Direction »
Extract every line of the material that holds the string "light".

Given entries »
───

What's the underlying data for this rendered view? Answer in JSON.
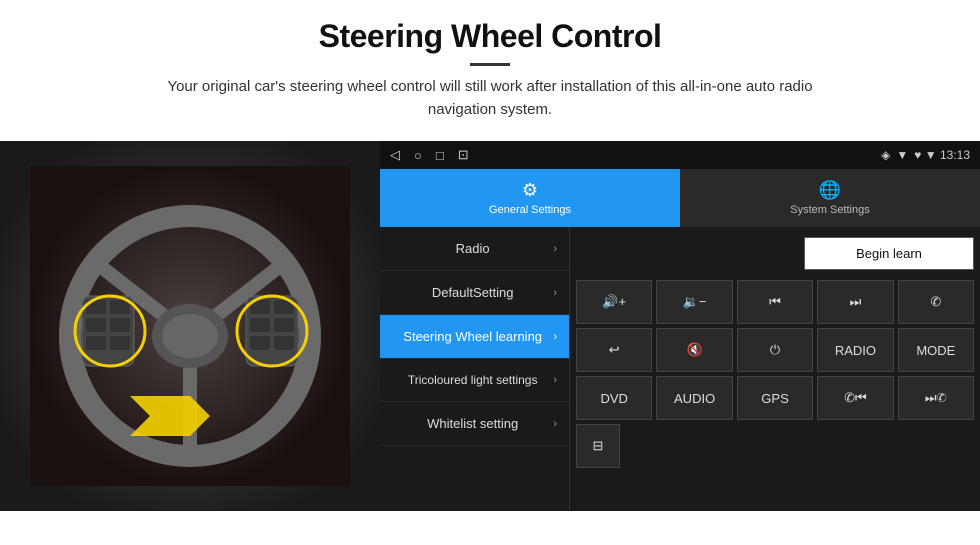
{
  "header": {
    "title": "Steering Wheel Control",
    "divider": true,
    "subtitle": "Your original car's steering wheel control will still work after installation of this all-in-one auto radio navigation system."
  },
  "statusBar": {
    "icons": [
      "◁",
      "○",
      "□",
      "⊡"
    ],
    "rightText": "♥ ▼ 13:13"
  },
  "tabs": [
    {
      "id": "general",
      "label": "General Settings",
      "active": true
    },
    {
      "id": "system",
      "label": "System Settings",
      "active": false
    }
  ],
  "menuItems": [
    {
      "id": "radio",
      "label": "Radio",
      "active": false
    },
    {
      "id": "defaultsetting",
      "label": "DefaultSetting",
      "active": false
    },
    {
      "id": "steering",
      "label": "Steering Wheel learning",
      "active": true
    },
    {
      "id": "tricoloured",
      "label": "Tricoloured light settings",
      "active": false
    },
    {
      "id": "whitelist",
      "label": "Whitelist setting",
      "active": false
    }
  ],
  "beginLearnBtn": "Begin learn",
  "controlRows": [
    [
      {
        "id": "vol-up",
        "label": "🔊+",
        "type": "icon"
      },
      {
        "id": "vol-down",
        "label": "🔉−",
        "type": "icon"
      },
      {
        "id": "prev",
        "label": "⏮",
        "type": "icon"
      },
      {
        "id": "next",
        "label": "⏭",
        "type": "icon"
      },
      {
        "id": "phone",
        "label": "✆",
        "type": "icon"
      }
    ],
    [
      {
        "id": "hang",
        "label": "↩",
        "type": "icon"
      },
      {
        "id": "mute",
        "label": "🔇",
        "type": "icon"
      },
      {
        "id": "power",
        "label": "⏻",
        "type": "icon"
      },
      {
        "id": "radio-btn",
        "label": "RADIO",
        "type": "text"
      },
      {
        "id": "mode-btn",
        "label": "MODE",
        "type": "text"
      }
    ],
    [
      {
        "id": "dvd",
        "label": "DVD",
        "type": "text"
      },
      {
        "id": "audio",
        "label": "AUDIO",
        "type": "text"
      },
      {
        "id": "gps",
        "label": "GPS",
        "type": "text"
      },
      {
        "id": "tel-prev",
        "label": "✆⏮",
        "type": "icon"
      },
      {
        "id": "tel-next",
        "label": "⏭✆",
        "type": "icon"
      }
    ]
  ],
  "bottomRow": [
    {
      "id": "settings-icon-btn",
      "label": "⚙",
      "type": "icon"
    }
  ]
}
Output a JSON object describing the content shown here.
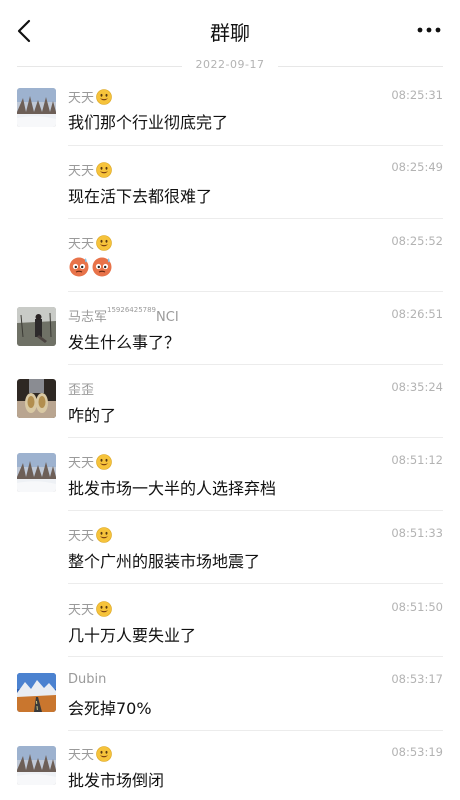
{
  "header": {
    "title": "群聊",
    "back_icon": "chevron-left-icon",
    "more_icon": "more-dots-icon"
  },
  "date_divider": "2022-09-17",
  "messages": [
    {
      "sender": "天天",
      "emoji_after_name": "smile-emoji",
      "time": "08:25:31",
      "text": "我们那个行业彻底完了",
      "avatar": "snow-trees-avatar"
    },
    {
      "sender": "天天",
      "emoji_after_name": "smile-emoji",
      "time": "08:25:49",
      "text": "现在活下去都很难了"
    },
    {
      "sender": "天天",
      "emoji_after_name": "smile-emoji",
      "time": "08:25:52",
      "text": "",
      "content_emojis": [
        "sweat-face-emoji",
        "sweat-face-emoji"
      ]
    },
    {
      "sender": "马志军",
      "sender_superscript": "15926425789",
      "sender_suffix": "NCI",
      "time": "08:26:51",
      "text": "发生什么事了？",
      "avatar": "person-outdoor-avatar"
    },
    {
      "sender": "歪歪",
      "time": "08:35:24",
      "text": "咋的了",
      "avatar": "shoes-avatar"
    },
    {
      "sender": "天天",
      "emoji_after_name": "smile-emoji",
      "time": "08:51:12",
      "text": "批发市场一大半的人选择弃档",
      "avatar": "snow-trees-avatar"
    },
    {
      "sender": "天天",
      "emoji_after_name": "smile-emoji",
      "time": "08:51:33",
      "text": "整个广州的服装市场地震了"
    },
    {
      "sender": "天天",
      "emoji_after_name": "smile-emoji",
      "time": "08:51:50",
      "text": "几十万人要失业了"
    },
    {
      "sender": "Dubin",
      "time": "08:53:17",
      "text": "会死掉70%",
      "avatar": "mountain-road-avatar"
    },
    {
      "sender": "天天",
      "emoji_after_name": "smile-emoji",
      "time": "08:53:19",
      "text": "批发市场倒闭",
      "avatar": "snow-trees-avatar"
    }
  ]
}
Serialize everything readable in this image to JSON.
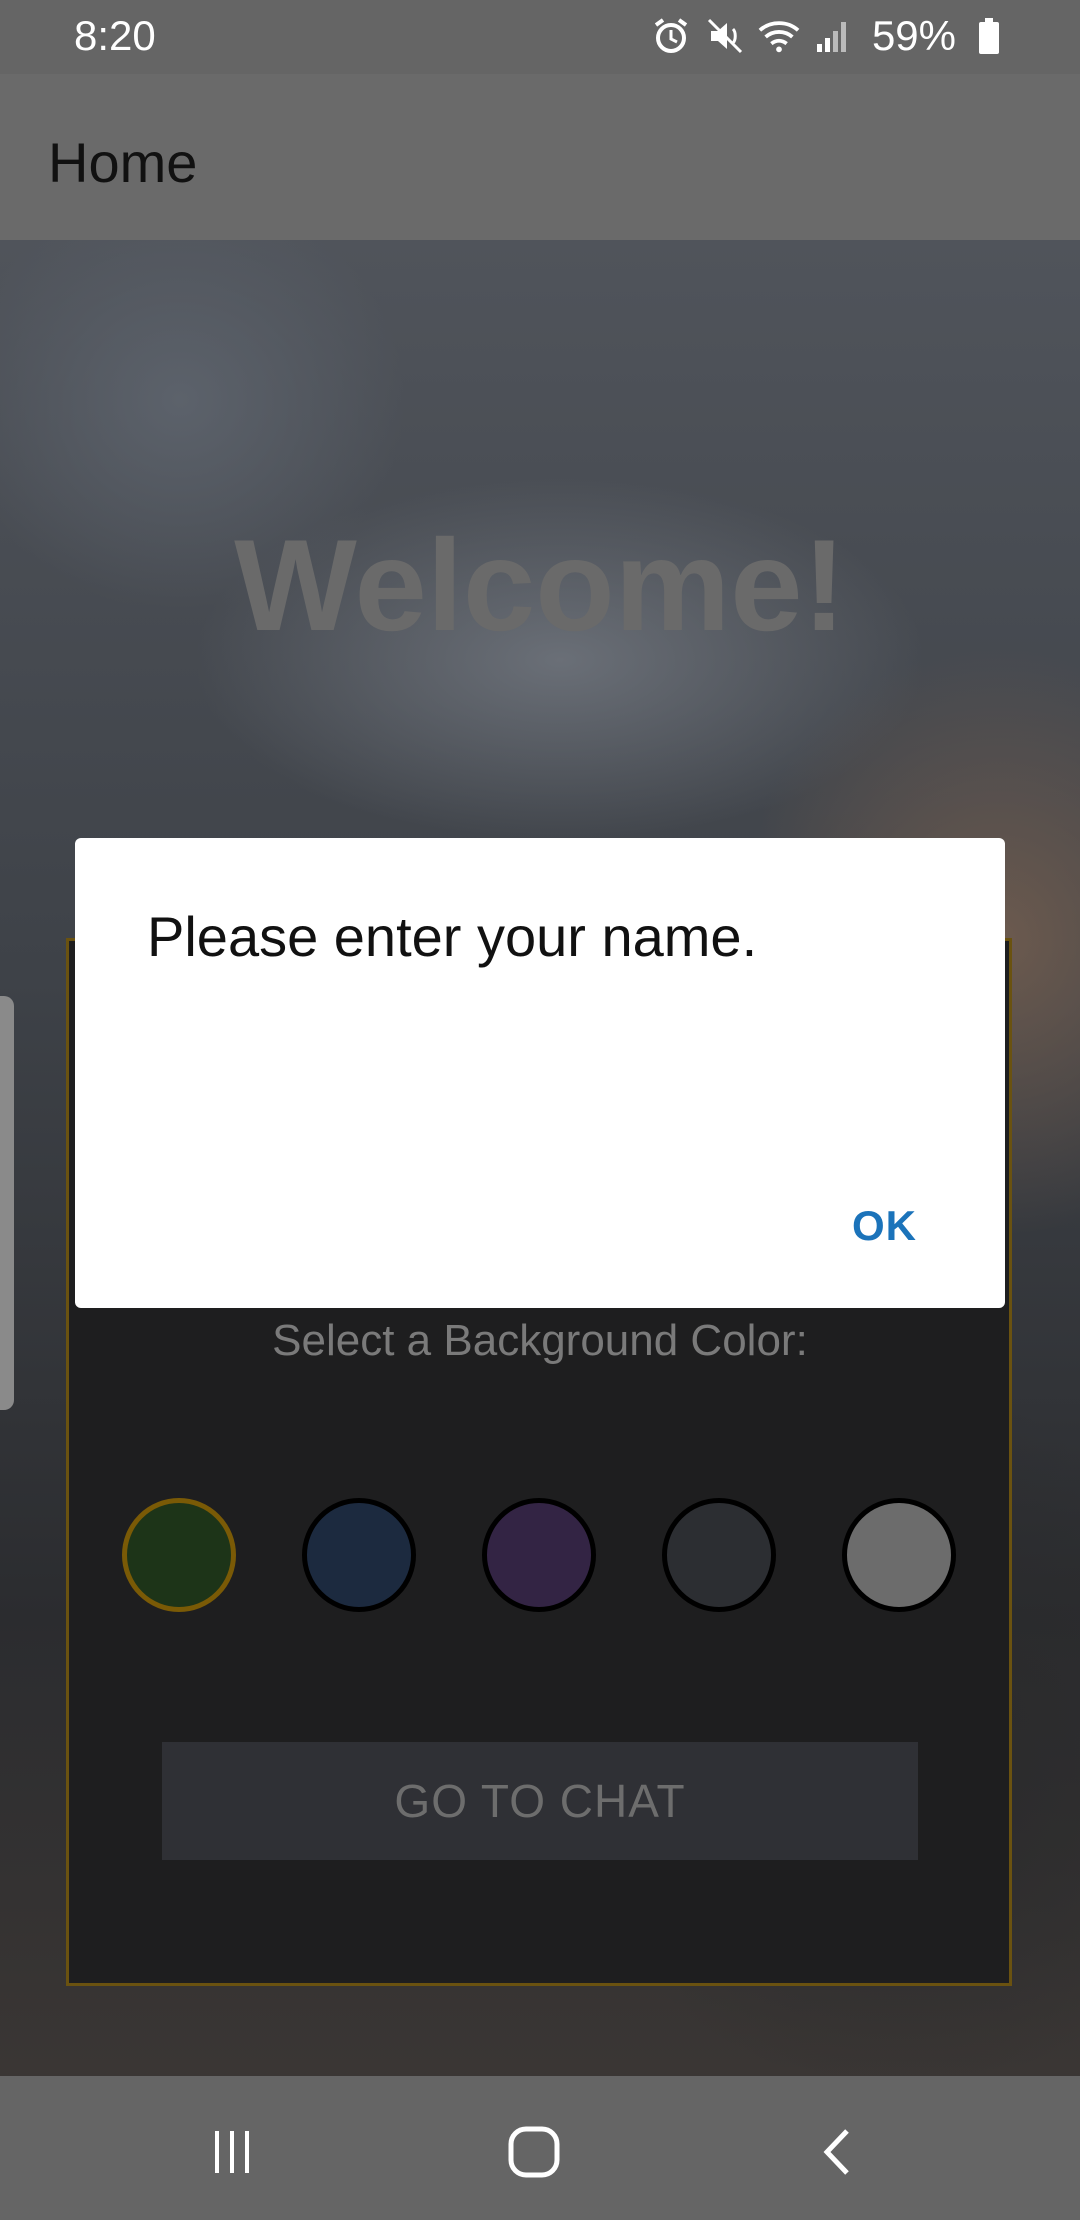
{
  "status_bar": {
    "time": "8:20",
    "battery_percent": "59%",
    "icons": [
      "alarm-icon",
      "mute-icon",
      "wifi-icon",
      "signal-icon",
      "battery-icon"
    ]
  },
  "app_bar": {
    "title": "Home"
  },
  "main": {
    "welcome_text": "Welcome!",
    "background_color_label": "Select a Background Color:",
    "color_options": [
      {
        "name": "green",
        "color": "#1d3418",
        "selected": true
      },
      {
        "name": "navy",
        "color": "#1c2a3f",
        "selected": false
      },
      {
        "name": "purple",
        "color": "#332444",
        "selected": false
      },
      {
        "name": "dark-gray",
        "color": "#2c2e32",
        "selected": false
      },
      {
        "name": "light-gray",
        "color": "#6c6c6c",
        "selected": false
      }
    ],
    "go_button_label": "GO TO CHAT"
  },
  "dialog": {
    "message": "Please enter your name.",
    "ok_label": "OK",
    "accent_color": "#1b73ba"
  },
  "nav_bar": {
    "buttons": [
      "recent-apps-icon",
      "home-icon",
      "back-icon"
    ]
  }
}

───

Answer in full »
      "label": "Tricoloured light settings",
        "name": "light-gray",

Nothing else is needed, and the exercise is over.